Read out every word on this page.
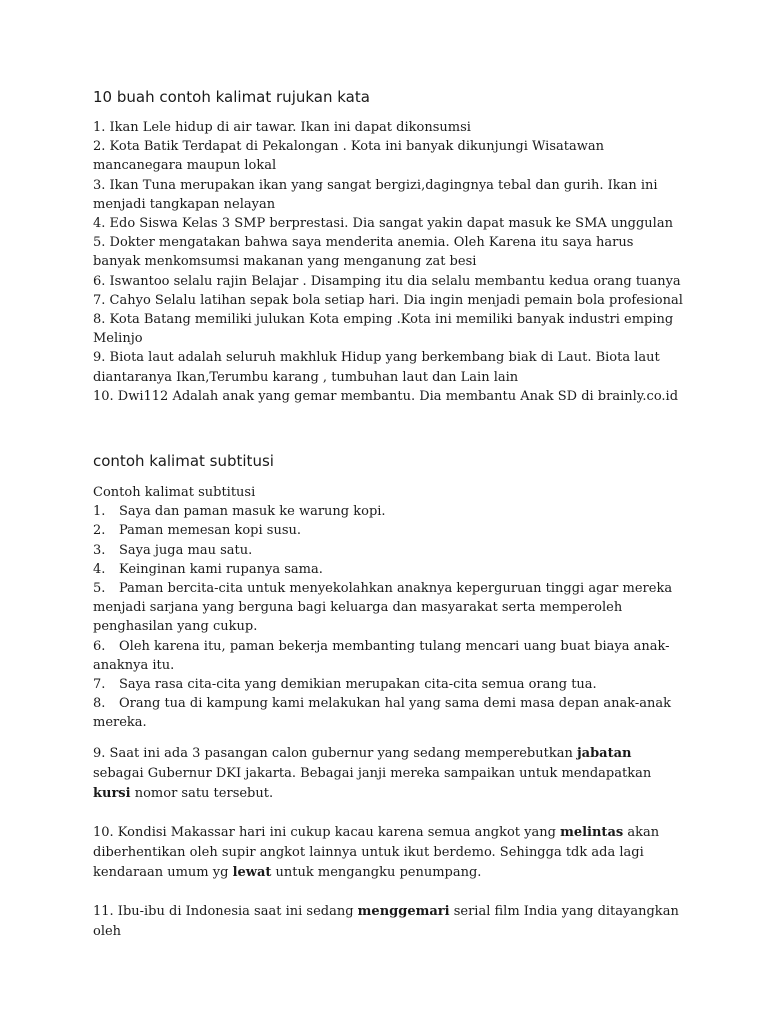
10 buah contoh kalimat rujukan kata

1. Ikan Lele hidup di air tawar. Ikan ini dapat dikonsumsi

2. Kota Batik Terdapat di Pekalongan . Kota ini banyak dikunjungi Wisatawan mancanegara maupun lokal

3. Ikan Tuna merupakan ikan yang sangat bergizi,dagingnya tebal dan gurih. Ikan ini menjadi tangkapan nelayan

4. Edo Siswa Kelas 3 SMP berprestasi. Dia sangat yakin dapat masuk ke SMA unggulan

5. Dokter mengatakan bahwa saya menderita anemia. Oleh Karena itu saya harus banyak menkomsumsi makanan yang menganung zat besi

6. Iswantoo selalu rajin Belajar . Disamping itu dia selalu membantu kedua orang tuanya

7. Cahyo Selalu latihan sepak bola setiap hari. Dia ingin menjadi pemain bola profesional

8. Kota Batang memiliki julukan Kota emping .Kota ini memiliki banyak industri emping Melinjo

9. Biota laut adalah seluruh makhluk Hidup yang berkembang biak di Laut. Biota laut diantaranya Ikan,Terumbu karang , tumbuhan laut dan Lain lain

10. Dwi112 Adalah anak yang gemar membantu. Dia membantu Anak SD di brainly.co.id

contoh kalimat subtitusi

Contoh kalimat subtitusi

1. Saya dan paman masuk ke warung kopi.

2. Paman memesan kopi susu.

3. Saya juga mau satu.

4. Keinginan kami rupanya sama.

5. Paman bercita-cita untuk menyekolahkan anaknya keperguruan tinggi agar mereka menjadi sarjana yang berguna bagi keluarga dan masyarakat serta memperoleh penghasilan yang cukup.

6. Oleh karena itu, paman bekerja membanting tulang mencari uang buat biaya anak-anaknya itu.

7. Saya rasa cita-cita yang demikian merupakan cita-cita semua orang tua.

8. Orang tua di kampung kami melakukan hal yang sama demi masa depan anak-anak mereka.

9. Saat ini ada 3 pasangan calon gubernur yang sedang memperebutkan jabatan sebagai Gubernur DKI jakarta. Bebagai janji mereka sampaikan untuk mendapatkan kursi nomor satu tersebut.

10. Kondisi Makassar hari ini cukup kacau karena semua angkot yang melintas akan diberhentikan oleh supir angkot lainnya untuk ikut berdemo. Sehingga tdk ada lagi kendaraan umum yg lewat untuk mengangku penumpang.

11. Ibu-ibu di Indonesia saat ini sedang menggemari serial film India yang ditayangkan oleh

========

Every line of the material is to be quoted exactly, with no pictures carried over.

▶ SOLUTION FOR THIS TASK:
Read out every word on this page.
10 buah contoh kalimat rujukan kata

1. Ikan Lele hidup di air tawar. Ikan ini dapat dikonsumsi

2. Kota Batik Terdapat di Pekalongan . Kota ini banyak dikunjungi Wisatawan mancanegara maupun lokal

3. Ikan Tuna merupakan ikan yang sangat bergizi,dagingnya tebal dan gurih. Ikan ini menjadi tangkapan nelayan

4. Edo Siswa Kelas 3 SMP berprestasi. Dia sangat yakin dapat masuk ke SMA unggulan

5. Dokter mengatakan bahwa saya menderita anemia. Oleh Karena itu saya harus banyak menkomsumsi makanan yang menganung zat besi

6. Iswantoo selalu rajin Belajar . Disamping itu dia selalu membantu kedua orang tuanya

7. Cahyo Selalu latihan sepak bola setiap hari. Dia ingin menjadi pemain bola profesional

8. Kota Batang memiliki julukan Kota emping .Kota ini memiliki banyak industri emping Melinjo

9. Biota laut adalah seluruh makhluk Hidup yang berkembang biak di Laut. Biota laut diantaranya Ikan,Terumbu karang , tumbuhan laut dan Lain lain

10. Dwi112 Adalah anak yang gemar membantu. Dia membantu Anak SD di brainly.co.id

contoh kalimat subtitusi

Contoh kalimat subtitusi

1. Saya dan paman masuk ke warung kopi.

2. Paman memesan kopi susu.

3. Saya juga mau satu.

4. Keinginan kami rupanya sama.

5. Paman bercita-cita untuk menyekolahkan anaknya keperguruan tinggi agar mereka menjadi sarjana yang berguna bagi keluarga dan masyarakat serta memperoleh penghasilan yang cukup.

6. Oleh karena itu, paman bekerja membanting tulang mencari uang buat biaya anak-anaknya itu.

7. Saya rasa cita-cita yang demikian merupakan cita-cita semua orang tua.

8. Orang tua di kampung kami melakukan hal yang sama demi masa depan anak-anak mereka.

9. Saat ini ada 3 pasangan calon gubernur yang sedang memperebutkan jabatan sebagai Gubernur DKI jakarta. Bebagai janji mereka sampaikan untuk mendapatkan kursi nomor satu tersebut.

10. Kondisi Makassar hari ini cukup kacau karena semua angkot yang melintas akan diberhentikan oleh supir angkot lainnya untuk ikut berdemo. Sehingga tdk ada lagi kendaraan umum yg lewat untuk mengangku penumpang.

11. Ibu-ibu di Indonesia saat ini sedang menggemari serial film India yang ditayangkan oleh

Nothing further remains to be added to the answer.